Set problem | In the listing below, locate the line containing "Transcribe this image's"; reproduce that line and all lines that follow it, unchanged.

____________

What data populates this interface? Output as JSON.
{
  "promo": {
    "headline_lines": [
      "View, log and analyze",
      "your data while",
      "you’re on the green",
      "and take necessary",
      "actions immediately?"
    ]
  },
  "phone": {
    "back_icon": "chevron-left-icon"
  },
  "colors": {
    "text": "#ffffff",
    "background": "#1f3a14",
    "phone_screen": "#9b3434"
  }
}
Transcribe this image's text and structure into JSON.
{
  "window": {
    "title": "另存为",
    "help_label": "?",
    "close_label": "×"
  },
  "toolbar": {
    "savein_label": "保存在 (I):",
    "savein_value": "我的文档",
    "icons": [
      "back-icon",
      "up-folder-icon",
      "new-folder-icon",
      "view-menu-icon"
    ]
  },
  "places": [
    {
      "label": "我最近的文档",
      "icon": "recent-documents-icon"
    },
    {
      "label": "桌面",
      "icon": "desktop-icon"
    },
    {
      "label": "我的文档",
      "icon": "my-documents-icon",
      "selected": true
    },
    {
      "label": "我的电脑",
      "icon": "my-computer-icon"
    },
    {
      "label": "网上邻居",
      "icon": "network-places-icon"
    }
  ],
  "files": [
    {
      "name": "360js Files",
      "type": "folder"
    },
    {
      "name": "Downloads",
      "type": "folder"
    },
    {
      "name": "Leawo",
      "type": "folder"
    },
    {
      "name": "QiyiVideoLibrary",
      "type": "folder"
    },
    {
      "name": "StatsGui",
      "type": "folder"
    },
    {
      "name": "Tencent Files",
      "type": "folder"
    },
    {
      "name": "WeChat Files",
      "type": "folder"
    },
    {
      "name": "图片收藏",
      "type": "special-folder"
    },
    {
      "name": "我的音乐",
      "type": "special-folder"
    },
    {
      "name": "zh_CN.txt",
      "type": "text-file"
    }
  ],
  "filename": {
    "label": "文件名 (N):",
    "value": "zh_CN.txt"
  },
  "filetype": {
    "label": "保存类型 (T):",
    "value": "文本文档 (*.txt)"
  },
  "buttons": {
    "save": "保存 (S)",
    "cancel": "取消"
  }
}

____________

Written answer |
Transcribe this image's text and structure into JSON.
{
  "window": {
    "title": "另存为",
    "help_label": "?",
    "close_label": "×"
  },
  "toolbar": {
    "savein_label": "保存在 (I):",
    "savein_value": "我的文档",
    "icons": [
      "back-icon",
      "up-folder-icon",
      "new-folder-icon",
      "view-menu-icon"
    ]
  },
  "places": [
    {
      "label": "我最近的文档",
      "icon": "recent-documents-icon"
    },
    {
      "label": "桌面",
      "icon": "desktop-icon"
    },
    {
      "label": "我的文档",
      "icon": "my-documents-icon",
      "selected": true
    },
    {
      "label": "我的电脑",
      "icon": "my-computer-icon"
    },
    {
      "label": "网上邻居",
      "icon": "network-places-icon"
    }
  ],
  "files": [
    {
      "name": "360js Files",
      "type": "folder"
    },
    {
      "name": "Downloads",
      "type": "folder"
    },
    {
      "name": "Leawo",
      "type": "folder"
    },
    {
      "name": "QiyiVideoLibrary",
      "type": "folder"
    },
    {
      "name": "StatsGui",
      "type": "folder"
    },
    {
      "name": "Tencent Files",
      "type": "folder"
    },
    {
      "name": "WeChat Files",
      "type": "folder"
    },
    {
      "name": "图片收藏",
      "type": "special-folder"
    },
    {
      "name": "我的音乐",
      "type": "special-folder"
    },
    {
      "name": "zh_CN.txt",
      "type": "text-file"
    }
  ],
  "filename": {
    "label": "文件名 (N):",
    "value": "zh_CN.txt"
  },
  "filetype": {
    "label": "保存类型 (T):",
    "value": "文本文档 (*.txt)"
  },
  "buttons": {
    "save": "保存 (S)",
    "cancel": "取消"
  }
}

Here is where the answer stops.